**PROBLEM TO WORK ON**
Scan the listing below for the word "values" and state how many lines hold it. Write nothing but the number.

Data entries:

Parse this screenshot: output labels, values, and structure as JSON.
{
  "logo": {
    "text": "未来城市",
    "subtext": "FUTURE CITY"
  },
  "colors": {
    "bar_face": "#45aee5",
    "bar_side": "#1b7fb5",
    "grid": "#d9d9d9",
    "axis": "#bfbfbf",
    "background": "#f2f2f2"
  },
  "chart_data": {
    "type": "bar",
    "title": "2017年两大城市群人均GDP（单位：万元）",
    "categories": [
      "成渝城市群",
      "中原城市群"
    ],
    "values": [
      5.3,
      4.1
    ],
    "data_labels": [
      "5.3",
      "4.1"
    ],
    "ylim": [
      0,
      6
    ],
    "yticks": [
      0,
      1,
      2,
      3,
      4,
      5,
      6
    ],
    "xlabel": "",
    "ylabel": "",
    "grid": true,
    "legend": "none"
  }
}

**FULL RESPONSE**
2